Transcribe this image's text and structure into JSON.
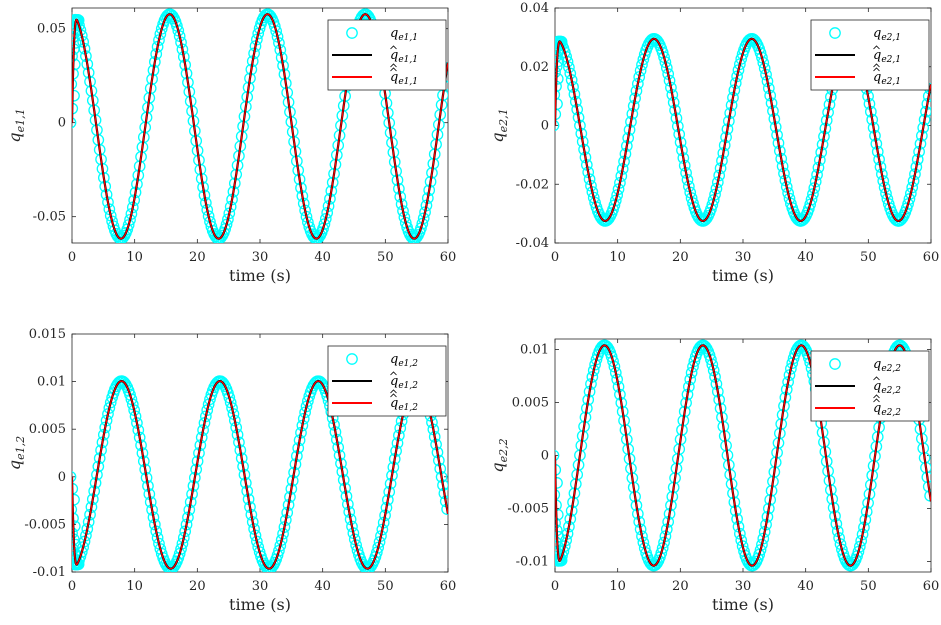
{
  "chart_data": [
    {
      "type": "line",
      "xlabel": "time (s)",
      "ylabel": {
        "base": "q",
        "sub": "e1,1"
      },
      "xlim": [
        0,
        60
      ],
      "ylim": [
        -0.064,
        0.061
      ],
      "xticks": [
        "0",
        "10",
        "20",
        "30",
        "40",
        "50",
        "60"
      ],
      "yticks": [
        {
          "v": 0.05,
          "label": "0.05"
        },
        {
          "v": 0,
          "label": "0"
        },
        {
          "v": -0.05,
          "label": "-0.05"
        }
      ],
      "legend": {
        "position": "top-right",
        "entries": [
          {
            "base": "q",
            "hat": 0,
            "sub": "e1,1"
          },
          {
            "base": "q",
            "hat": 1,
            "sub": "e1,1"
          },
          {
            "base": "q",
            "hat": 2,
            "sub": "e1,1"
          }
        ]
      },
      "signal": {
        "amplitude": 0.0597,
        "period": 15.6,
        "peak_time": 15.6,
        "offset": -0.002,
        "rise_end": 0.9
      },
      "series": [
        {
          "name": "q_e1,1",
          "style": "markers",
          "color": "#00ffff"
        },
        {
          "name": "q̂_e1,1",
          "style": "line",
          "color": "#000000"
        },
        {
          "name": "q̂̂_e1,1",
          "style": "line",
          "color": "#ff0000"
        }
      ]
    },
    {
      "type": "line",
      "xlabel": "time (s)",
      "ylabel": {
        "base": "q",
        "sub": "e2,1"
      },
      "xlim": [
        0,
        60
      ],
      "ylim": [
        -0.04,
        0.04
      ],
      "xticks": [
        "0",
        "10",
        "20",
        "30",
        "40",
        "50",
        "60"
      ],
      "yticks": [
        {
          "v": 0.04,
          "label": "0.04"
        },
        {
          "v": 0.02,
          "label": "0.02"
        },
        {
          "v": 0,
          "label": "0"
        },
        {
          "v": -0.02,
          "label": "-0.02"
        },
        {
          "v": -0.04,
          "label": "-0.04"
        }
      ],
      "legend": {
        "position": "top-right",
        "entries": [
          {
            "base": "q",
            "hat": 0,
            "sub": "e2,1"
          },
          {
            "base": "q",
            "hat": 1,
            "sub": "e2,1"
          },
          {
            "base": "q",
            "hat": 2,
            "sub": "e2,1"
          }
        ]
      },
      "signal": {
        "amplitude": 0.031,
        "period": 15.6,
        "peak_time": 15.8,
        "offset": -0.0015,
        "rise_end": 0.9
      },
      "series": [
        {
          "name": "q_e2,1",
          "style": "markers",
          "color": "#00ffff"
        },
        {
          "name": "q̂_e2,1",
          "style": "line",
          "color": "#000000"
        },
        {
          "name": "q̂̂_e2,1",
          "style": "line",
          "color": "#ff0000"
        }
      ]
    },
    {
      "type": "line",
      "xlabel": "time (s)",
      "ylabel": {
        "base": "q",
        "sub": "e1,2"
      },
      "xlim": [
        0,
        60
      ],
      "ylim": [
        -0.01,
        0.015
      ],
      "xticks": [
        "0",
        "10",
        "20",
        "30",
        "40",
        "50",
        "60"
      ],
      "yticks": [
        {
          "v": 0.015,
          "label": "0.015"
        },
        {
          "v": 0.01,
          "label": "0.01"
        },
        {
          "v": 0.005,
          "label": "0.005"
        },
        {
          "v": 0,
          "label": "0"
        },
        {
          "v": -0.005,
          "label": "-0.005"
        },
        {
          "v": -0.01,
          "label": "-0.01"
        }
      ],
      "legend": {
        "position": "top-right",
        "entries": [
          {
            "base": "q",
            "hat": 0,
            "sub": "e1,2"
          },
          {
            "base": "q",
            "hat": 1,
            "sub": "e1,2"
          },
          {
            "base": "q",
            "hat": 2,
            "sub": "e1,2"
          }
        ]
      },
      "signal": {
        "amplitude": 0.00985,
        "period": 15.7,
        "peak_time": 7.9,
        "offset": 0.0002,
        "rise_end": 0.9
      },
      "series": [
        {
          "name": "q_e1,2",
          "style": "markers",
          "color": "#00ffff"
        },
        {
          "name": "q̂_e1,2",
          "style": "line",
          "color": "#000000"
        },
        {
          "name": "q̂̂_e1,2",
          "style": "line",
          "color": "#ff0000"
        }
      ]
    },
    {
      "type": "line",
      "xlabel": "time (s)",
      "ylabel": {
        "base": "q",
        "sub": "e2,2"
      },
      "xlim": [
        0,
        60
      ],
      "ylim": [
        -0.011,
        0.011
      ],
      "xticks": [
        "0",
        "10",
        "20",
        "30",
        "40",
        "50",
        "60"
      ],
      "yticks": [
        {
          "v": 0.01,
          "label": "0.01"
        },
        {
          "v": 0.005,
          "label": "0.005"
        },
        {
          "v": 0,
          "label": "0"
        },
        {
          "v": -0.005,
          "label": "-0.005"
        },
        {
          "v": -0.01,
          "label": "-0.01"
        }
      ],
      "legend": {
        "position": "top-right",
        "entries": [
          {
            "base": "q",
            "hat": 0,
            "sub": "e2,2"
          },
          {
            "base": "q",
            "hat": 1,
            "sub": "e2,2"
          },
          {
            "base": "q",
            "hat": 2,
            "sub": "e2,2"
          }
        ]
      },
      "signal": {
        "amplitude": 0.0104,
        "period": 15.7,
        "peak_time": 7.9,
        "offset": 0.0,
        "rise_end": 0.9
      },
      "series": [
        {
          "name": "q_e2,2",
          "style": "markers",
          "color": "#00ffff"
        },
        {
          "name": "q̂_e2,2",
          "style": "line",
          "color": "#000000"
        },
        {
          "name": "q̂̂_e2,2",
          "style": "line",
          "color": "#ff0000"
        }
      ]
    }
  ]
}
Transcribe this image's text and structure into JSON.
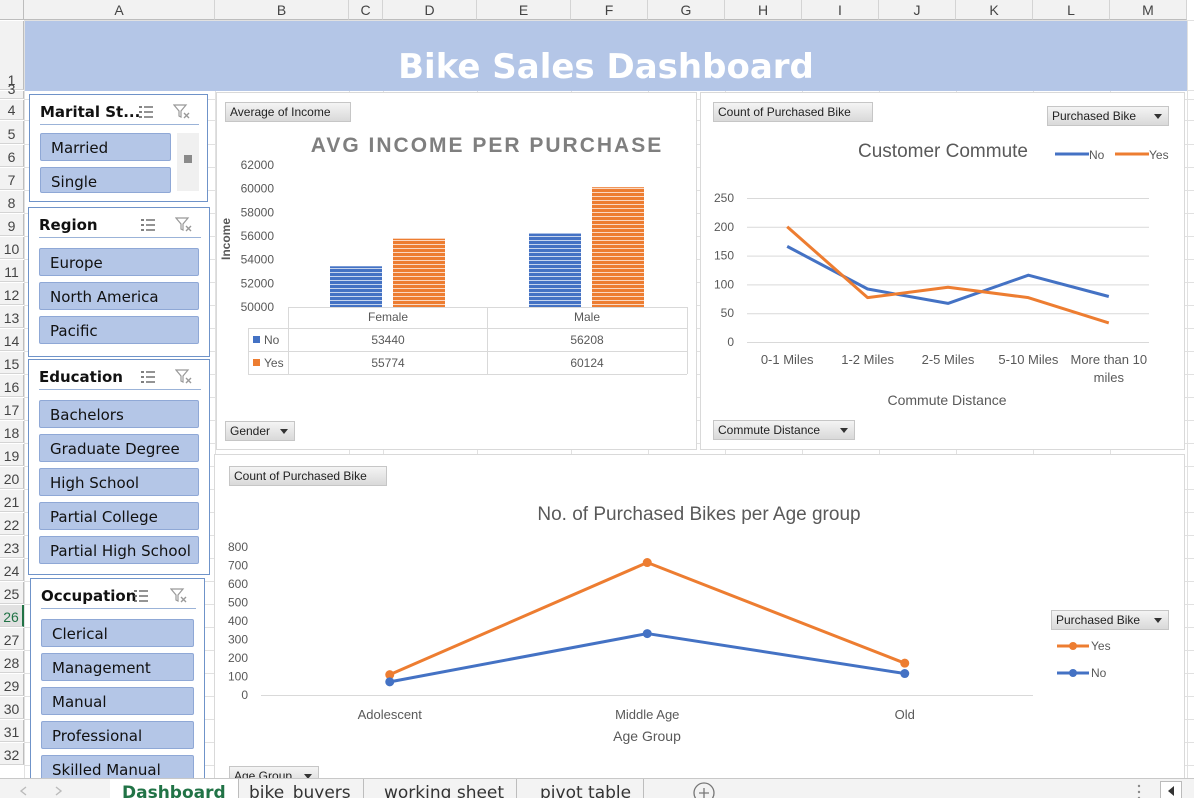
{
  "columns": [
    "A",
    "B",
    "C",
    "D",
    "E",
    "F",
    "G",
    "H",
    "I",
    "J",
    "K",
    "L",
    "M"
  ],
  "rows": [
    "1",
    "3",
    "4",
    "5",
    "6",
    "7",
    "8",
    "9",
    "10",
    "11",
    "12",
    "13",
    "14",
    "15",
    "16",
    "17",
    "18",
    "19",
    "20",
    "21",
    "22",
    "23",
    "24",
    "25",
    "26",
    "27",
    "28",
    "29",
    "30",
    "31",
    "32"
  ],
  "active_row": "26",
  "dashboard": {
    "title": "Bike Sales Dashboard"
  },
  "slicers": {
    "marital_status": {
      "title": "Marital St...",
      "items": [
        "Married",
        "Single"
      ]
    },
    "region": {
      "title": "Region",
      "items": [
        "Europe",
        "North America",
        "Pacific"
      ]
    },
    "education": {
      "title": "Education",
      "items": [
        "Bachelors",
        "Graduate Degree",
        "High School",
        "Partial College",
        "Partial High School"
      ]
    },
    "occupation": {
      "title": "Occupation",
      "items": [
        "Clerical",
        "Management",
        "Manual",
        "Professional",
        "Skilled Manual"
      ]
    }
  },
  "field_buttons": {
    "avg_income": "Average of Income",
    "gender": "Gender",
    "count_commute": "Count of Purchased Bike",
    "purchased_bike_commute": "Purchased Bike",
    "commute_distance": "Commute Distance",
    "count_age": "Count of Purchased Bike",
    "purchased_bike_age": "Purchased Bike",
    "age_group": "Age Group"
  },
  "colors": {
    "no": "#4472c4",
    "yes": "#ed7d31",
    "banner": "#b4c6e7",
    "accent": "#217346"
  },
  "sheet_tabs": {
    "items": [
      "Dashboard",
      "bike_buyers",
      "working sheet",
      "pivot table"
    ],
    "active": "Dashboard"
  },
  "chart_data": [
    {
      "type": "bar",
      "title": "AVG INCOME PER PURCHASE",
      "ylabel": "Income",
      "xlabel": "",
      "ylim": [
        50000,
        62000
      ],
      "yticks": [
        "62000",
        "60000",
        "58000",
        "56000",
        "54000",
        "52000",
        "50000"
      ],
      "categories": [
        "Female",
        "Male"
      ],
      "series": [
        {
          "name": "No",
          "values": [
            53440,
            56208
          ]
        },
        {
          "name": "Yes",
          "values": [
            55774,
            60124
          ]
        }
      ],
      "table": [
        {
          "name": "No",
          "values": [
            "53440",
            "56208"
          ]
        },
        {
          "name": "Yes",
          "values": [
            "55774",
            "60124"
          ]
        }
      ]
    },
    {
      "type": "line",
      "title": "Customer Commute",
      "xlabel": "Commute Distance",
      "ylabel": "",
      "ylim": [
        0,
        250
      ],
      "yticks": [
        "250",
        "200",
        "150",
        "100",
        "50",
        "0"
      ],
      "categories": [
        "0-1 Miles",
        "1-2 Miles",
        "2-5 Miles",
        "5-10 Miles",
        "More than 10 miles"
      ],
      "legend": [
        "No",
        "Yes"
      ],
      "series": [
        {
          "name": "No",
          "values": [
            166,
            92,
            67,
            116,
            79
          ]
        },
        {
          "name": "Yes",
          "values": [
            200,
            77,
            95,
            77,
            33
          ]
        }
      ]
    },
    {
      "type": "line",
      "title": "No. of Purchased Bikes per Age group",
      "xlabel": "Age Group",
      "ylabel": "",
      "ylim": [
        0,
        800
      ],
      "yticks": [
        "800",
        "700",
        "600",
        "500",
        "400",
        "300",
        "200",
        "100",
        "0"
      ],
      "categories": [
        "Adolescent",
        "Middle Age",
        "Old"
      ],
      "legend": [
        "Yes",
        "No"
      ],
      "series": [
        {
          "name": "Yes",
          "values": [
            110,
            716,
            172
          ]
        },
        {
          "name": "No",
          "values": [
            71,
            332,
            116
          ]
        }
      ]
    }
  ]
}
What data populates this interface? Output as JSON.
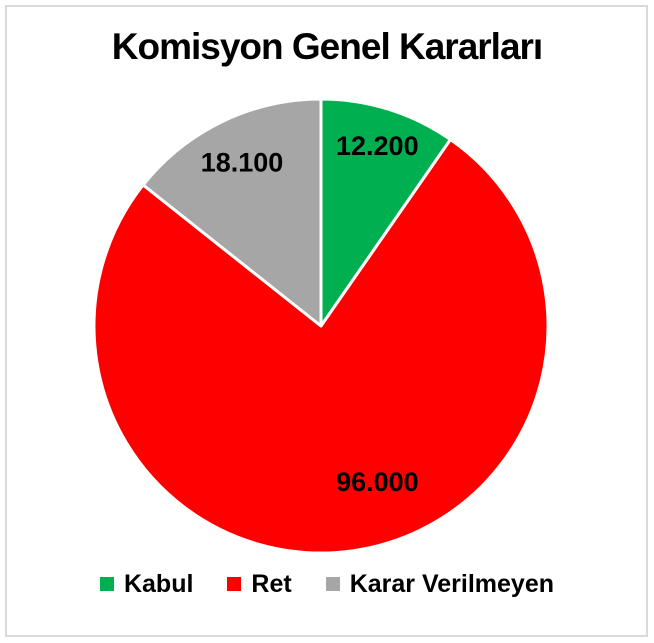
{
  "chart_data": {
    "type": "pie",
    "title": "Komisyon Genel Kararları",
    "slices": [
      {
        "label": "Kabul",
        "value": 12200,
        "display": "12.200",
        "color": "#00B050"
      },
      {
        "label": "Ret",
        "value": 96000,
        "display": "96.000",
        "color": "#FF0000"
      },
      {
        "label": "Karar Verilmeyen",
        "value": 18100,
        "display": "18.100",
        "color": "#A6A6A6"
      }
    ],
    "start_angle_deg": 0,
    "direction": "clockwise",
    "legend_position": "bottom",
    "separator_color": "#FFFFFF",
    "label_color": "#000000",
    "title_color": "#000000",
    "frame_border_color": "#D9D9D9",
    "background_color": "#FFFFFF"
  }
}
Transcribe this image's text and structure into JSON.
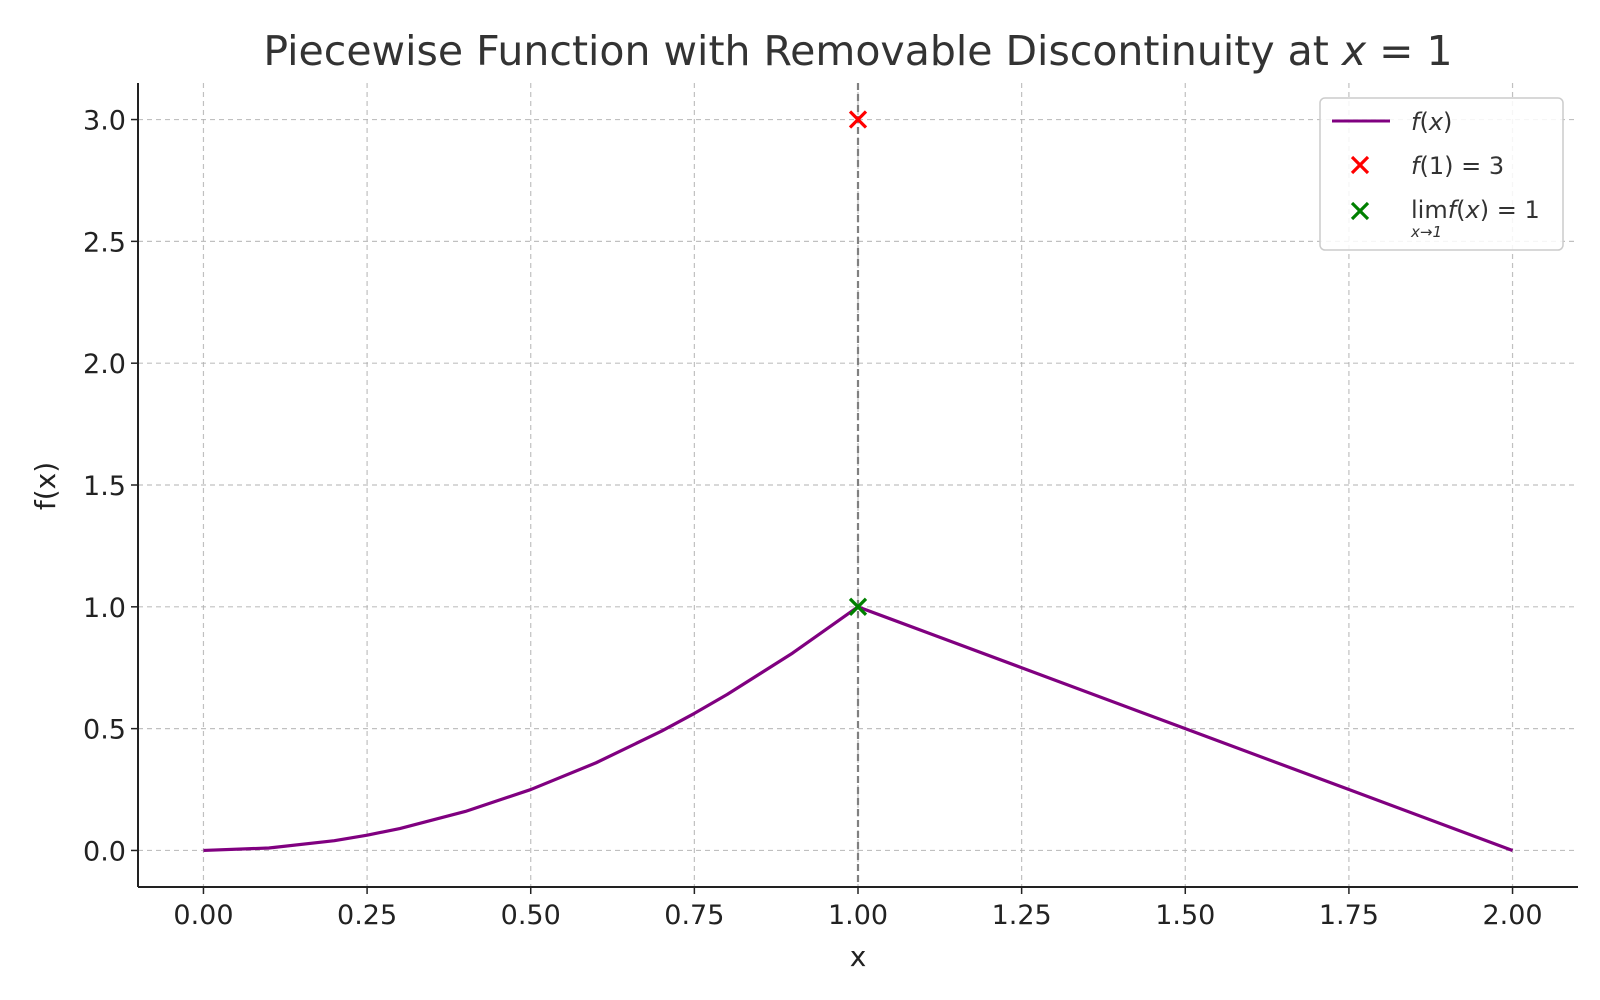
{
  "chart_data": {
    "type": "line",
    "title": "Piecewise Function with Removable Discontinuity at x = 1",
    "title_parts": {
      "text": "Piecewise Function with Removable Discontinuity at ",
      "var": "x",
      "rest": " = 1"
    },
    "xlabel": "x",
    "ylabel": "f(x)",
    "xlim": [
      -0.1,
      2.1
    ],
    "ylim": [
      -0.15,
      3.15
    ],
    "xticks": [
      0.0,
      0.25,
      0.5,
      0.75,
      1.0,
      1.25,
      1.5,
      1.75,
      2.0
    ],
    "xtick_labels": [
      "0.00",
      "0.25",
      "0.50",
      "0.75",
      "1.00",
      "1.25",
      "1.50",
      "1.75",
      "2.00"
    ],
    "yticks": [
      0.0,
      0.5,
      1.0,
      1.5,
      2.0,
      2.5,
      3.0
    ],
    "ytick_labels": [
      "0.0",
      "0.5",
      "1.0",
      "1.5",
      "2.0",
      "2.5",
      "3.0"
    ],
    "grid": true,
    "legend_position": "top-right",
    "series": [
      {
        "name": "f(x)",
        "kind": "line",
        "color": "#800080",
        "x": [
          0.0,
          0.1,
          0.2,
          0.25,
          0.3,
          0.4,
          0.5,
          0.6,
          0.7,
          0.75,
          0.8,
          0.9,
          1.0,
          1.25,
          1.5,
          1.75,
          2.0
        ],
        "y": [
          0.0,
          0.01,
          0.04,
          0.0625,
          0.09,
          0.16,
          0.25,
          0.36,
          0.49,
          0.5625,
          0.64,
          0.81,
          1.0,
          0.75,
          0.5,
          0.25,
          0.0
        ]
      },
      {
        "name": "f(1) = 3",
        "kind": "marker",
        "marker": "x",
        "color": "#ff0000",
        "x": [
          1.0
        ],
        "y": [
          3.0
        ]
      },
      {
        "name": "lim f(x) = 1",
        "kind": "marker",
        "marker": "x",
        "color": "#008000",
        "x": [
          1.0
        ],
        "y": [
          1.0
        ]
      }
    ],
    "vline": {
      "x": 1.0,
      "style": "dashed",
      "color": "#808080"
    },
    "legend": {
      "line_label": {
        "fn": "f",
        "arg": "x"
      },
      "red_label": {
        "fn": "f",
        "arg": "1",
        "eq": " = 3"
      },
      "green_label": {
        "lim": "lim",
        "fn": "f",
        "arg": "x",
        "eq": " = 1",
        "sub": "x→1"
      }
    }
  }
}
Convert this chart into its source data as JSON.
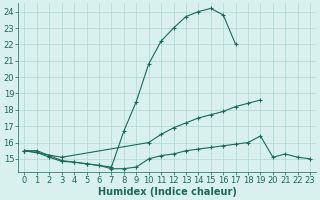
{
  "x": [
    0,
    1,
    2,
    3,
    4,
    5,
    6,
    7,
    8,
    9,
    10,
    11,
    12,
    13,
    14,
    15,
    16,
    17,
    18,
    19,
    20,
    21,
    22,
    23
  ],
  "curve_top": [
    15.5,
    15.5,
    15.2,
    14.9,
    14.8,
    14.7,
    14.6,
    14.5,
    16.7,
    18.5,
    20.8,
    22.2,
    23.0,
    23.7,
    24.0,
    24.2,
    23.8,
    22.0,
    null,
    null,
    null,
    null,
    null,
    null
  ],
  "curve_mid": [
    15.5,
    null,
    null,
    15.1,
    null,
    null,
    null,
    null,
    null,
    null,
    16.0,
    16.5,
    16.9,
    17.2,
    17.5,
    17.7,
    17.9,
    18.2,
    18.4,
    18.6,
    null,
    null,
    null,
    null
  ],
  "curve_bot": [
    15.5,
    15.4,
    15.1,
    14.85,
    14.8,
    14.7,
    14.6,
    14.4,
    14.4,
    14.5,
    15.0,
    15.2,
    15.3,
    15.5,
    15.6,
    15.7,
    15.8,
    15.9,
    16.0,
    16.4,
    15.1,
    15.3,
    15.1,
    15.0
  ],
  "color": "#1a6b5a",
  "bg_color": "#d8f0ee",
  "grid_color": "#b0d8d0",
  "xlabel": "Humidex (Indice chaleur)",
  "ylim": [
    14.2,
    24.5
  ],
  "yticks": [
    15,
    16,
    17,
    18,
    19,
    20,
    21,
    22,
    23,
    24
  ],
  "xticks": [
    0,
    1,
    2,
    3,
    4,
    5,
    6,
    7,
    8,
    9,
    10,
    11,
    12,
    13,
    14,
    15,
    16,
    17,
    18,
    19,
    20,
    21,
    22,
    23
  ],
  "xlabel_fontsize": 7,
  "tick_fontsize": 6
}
- - - - -
• Goal:
Look through the records and gather every line containing "Piecewise".

• Problem solution:
    "title": "Piecewise Function with Removable Discontinuity at x = 1",
      "text": "Piecewise Function with Removable Discontinuity at ",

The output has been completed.